(Task objective)
Look for "阪神福祉事業団" in the listing below. Gather each line that contains it.

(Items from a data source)
— Start —
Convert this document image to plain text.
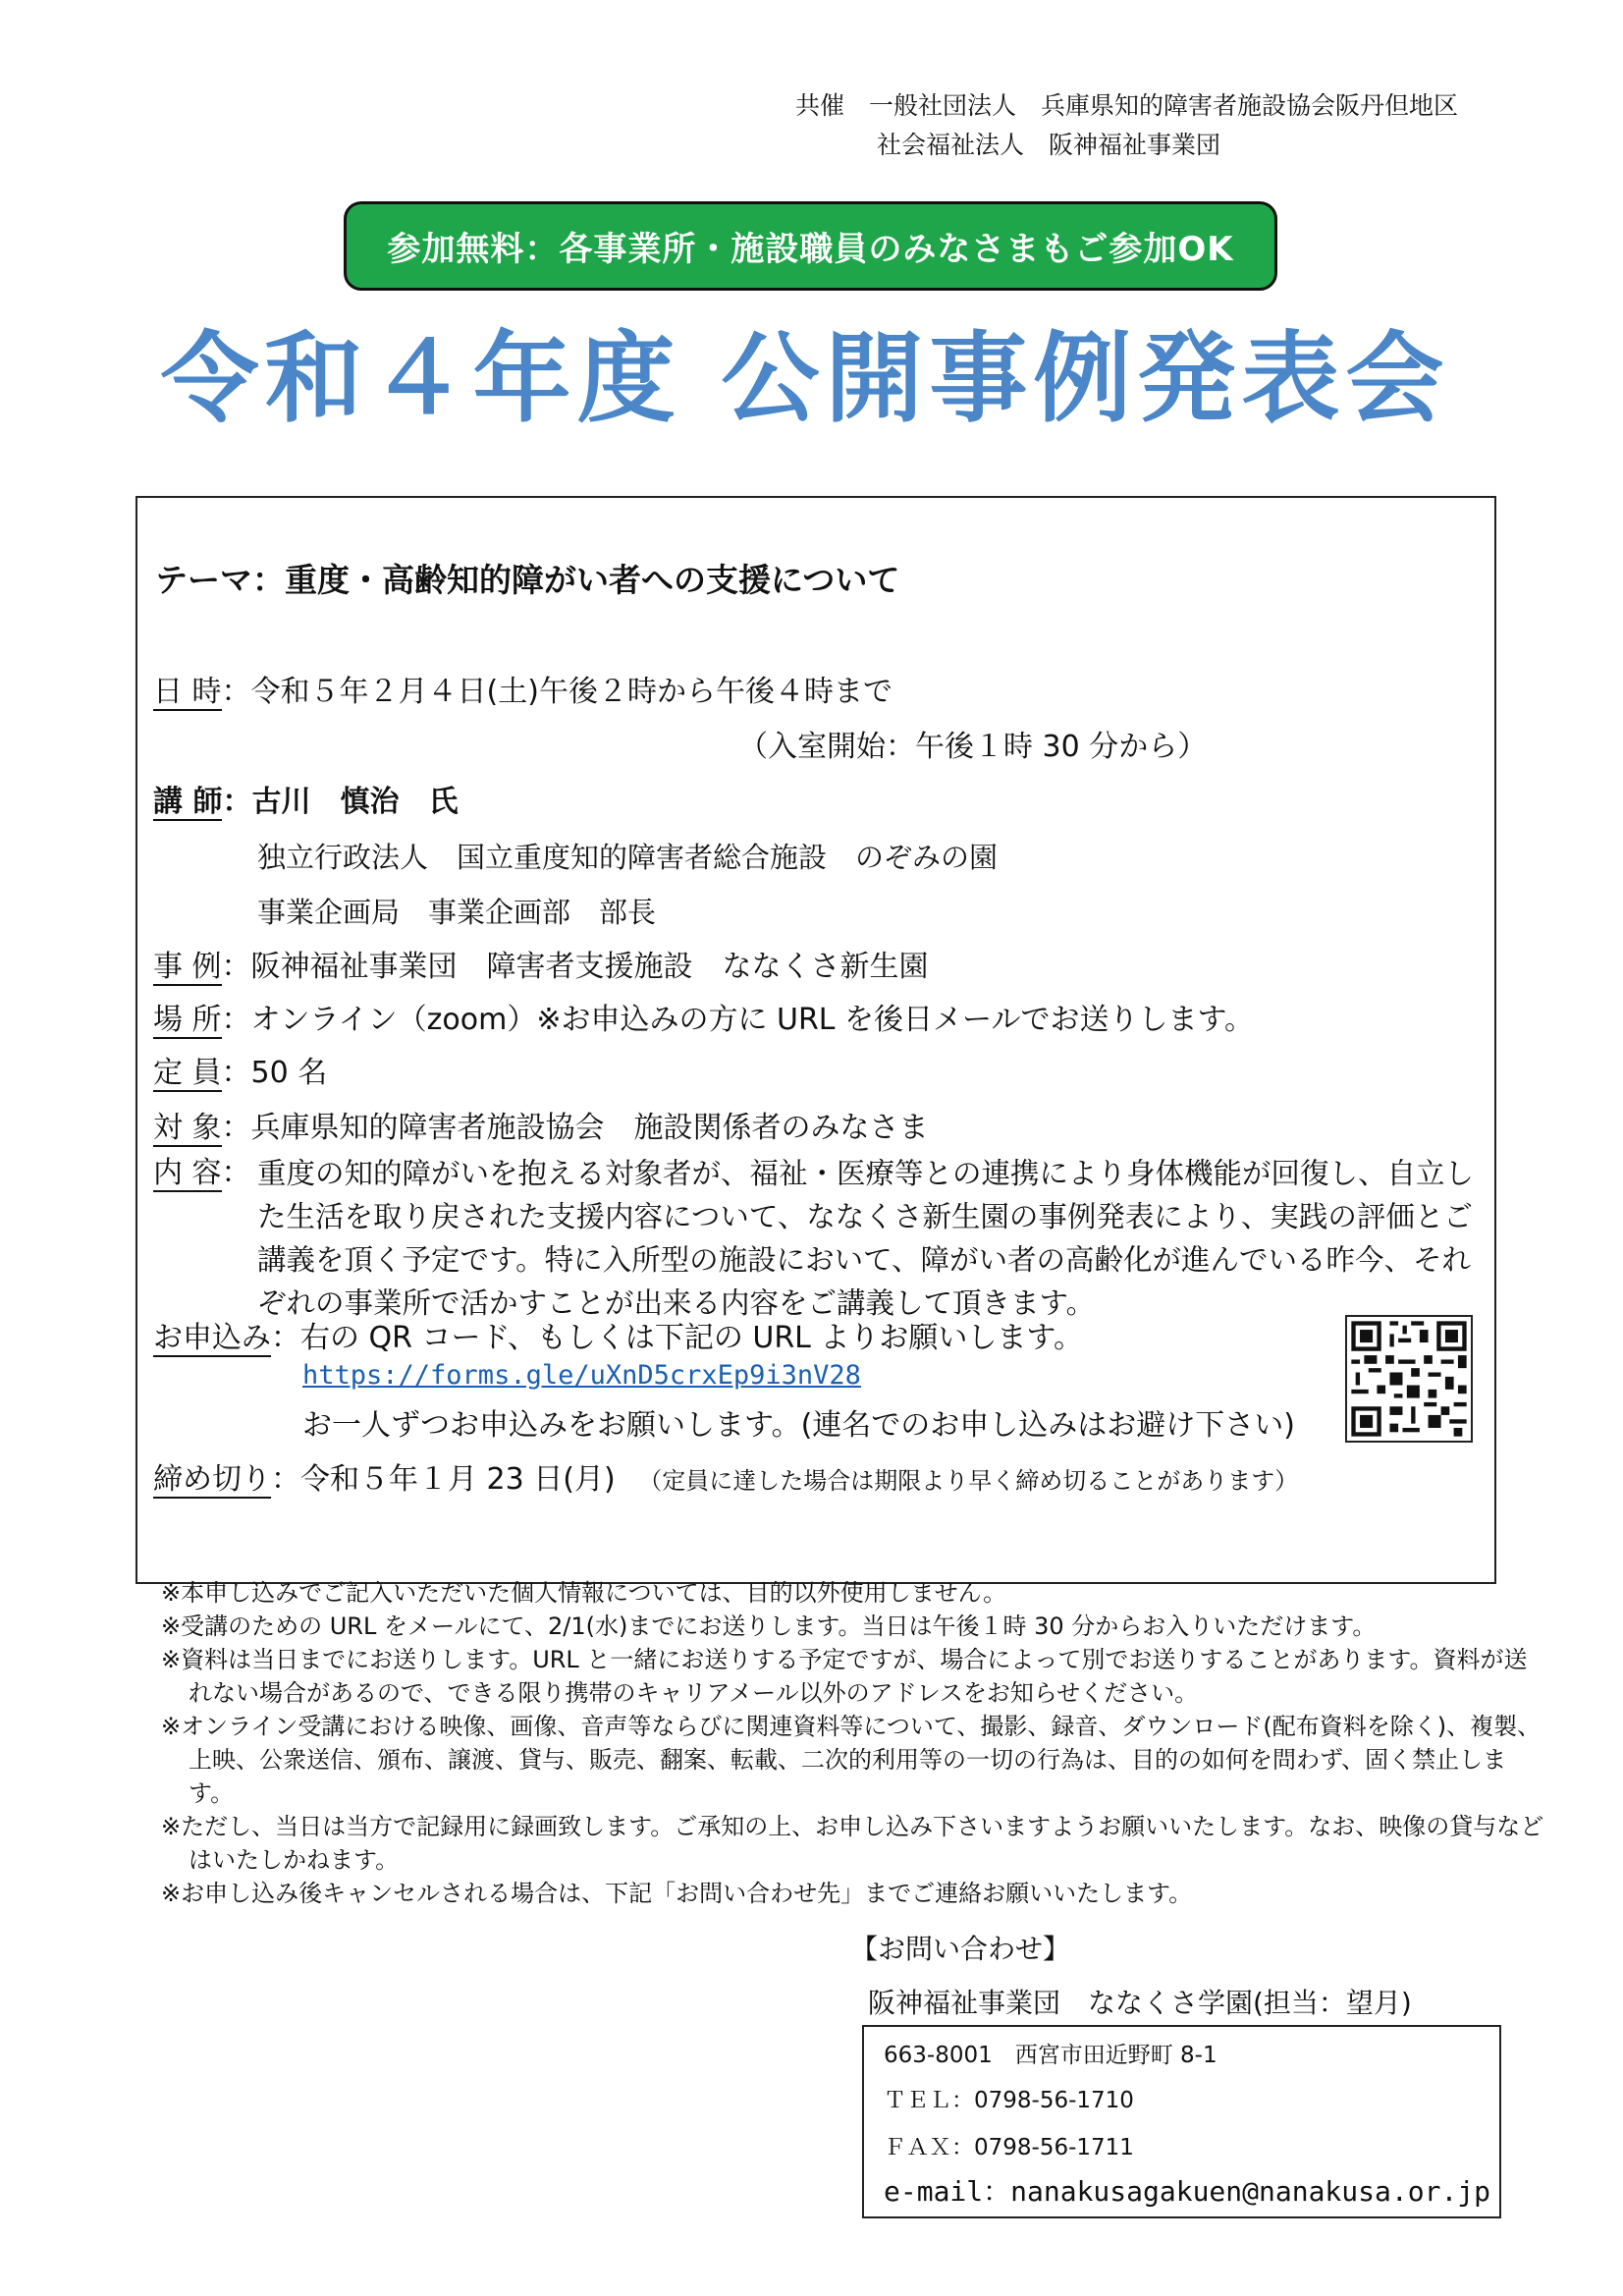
共催　一般社団法人　兵庫県知的障害者施設協会阪丹但地区
社会福祉法人　阪神福祉事業団
参加無料：各事業所・施設職員のみなさまもご参加OK
令和４年度 公開事例発表会
テーマ：重度・高齢知的障がい者への支援について
日 時：令和５年２月４日(土)午後２時から午後４時まで
（入室開始：午後１時 30 分から）
講 師：古川　慎治　氏
独立行政法人　国立重度知的障害者総合施設　のぞみの園
事業企画局　事業企画部　部長
事 例：阪神福祉事業団　障害者支援施設　ななくさ新生園
場 所：オンライン（zoom）※お申込みの方に URL を後日メールでお送りします。
定 員：50 名
対 象：兵庫県知的障害者施設協会　施設関係者のみなさま
内 容： 重度の知的障がいを抱える対象者が、福祉・医療等との連携により身体機能が回復し、自立した生活を取り戻された支援内容について、ななくさ新生園の事例発表により、実践の評価とご講義を頂く予定です。特に入所型の施設において、障がい者の高齢化が進んでいる昨今、それぞれの事業所で活かすことが出来る内容をご講義して頂きます。
お申込み：右の QR コード、もしくは下記の URL よりお願いします。
https://forms.gle/uXnD5crxEp9i3nV28
お一人ずつお申込みをお願いします。(連名でのお申し込みはお避け下さい)
締め切り：令和５年１月 23 日(月) （定員に達した場合は期限より早く締め切ることがあります）

※本申し込みでご記入いただいた個人情報については、目的以外使用しません。

※受講のための URL をメールにて、2/1(水)までにお送りします。当日は午後１時 30 分からお入りいただけます。

※資料は当日までにお送りします。URL と一緒にお送りする予定ですが、場合によって別でお送りすることがあります。資料が送れない場合があるので、できる限り携帯のキャリアメール以外のアドレスをお知らせください。

※オンライン受講における映像、画像、音声等ならびに関連資料等について、撮影、録音、ダウンロード(配布資料を除く)、複製、上映、公衆送信、頒布、譲渡、貸与、販売、翻案、転載、二次的利用等の一切の行為は、目的の如何を問わず、固く禁止します。

※ただし、当日は当方で記録用に録画致します。ご承知の上、お申し込み下さいますようお願いいたします。なお、映像の貸与などはいたしかねます。

※お申し込み後キャンセルされる場合は、下記「お問い合わせ先」までご連絡お願いいたします。

【お問い合わせ】
阪神福祉事業団　ななくさ学園(担当：望月)
663-8001　西宮市田近野町 8-1
ＴＥＬ：0798-56-1710
ＦＡＸ：0798-56-1711
e-mail：nanakusagakuen@nanakusa.or.jp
— End —
(Answer for this exercise)
社会福祉法人　阪神福祉事業団
事 例：阪神福祉事業団　障害者支援施設　ななくさ新生園
阪神福祉事業団　ななくさ学園(担当：望月)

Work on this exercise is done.